Task prompt:
Go through the entries below and retype them exactly, omitting each picture.

Stored records
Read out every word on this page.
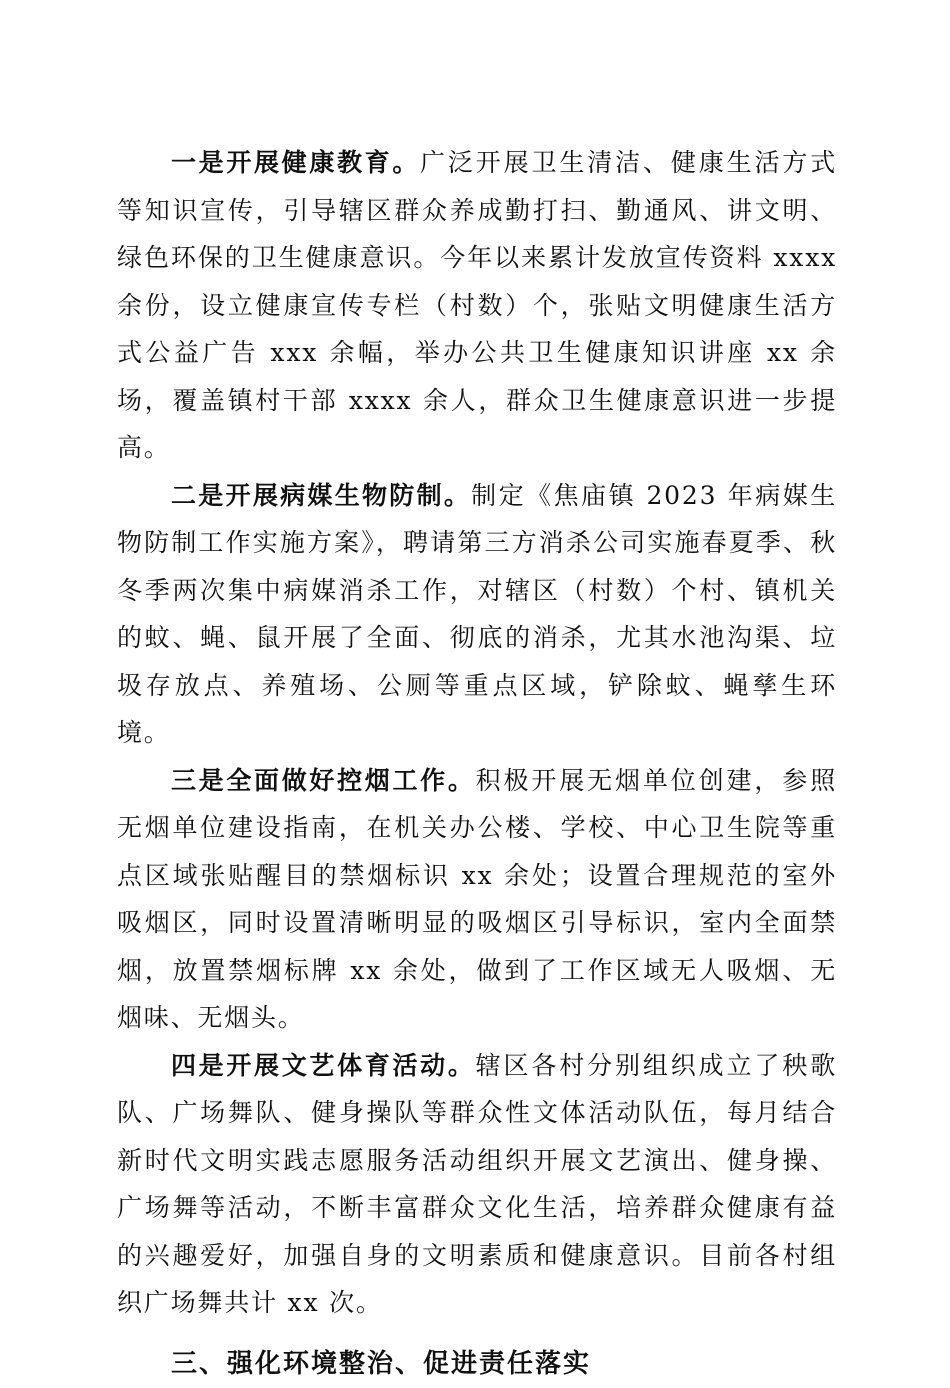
一是开展健康教育。广泛开展卫生清洁、健康生活方式等知识宣传，引导辖区群众养成勤打扫、勤通风、讲文明、绿色环保的卫生健康意识。今年以来累计发放宣传资料 xxxx 余份，设立健康宣传专栏（村数）个，张贴文明健康生活方式公益广告 xxx 余幅，举办公共卫生健康知识讲座 xx 余场，覆盖镇村干部 xxxx 余人，群众卫生健康意识进一步提高。

二是开展病媒生物防制。制定《焦庙镇 2023 年病媒生物防制工作实施方案》，聘请第三方消杀公司实施春夏季、秋冬季两次集中病媒消杀工作，对辖区（村数）个村、镇机关的蚊、蝇、鼠开展了全面、彻底的消杀，尤其水池沟渠、垃圾存放点、养殖场、公厕等重点区域，铲除蚊、蝇孳生环境。

三是全面做好控烟工作。积极开展无烟单位创建，参照无烟单位建设指南，在机关办公楼、学校、中心卫生院等重点区域张贴醒目的禁烟标识 xx 余处；设置合理规范的室外吸烟区，同时设置清晰明显的吸烟区引导标识，室内全面禁烟，放置禁烟标牌 xx 余处，做到了工作区域无人吸烟、无烟味、无烟头。

四是开展文艺体育活动。辖区各村分别组织成立了秧歌队、广场舞队、健身操队等群众性文体活动队伍，每月结合新时代文明实践志愿服务活动组织开展文艺演出、健身操、广场舞等活动，不断丰富群众文化生活，培养群众健康有益的兴趣爱好，加强自身的文明素质和健康意识。目前各村组织广场舞共计 xx 次。

三、强化环境整治、促进责任落实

Correct result:
Read out every word on this page.
一是开展健康教育。广泛开展卫生清洁、健康生活方式等知识宣传，引导辖区群众养成勤打扫、勤通风、讲文明、绿色环保的卫生健康意识。今年以来累计发放宣传资料 xxxx 余份，设立健康宣传专栏（村数）个，张贴文明健康生活方式公益广告 xxx 余幅，举办公共卫生健康知识讲座 xx 余场，覆盖镇村干部 xxxx 余人，群众卫生健康意识进一步提高。

二是开展病媒生物防制。制定《焦庙镇 2023 年病媒生物防制工作实施方案》，聘请第三方消杀公司实施春夏季、秋冬季两次集中病媒消杀工作，对辖区（村数）个村、镇机关的蚊、蝇、鼠开展了全面、彻底的消杀，尤其水池沟渠、垃圾存放点、养殖场、公厕等重点区域，铲除蚊、蝇孳生环境。

三是全面做好控烟工作。积极开展无烟单位创建，参照无烟单位建设指南，在机关办公楼、学校、中心卫生院等重点区域张贴醒目的禁烟标识 xx 余处；设置合理规范的室外吸烟区，同时设置清晰明显的吸烟区引导标识，室内全面禁烟，放置禁烟标牌 xx 余处，做到了工作区域无人吸烟、无烟味、无烟头。

四是开展文艺体育活动。辖区各村分别组织成立了秧歌队、广场舞队、健身操队等群众性文体活动队伍，每月结合新时代文明实践志愿服务活动组织开展文艺演出、健身操、广场舞等活动，不断丰富群众文化生活，培养群众健康有益的兴趣爱好，加强自身的文明素质和健康意识。目前各村组织广场舞共计 xx 次。

三、强化环境整治、促进责任落实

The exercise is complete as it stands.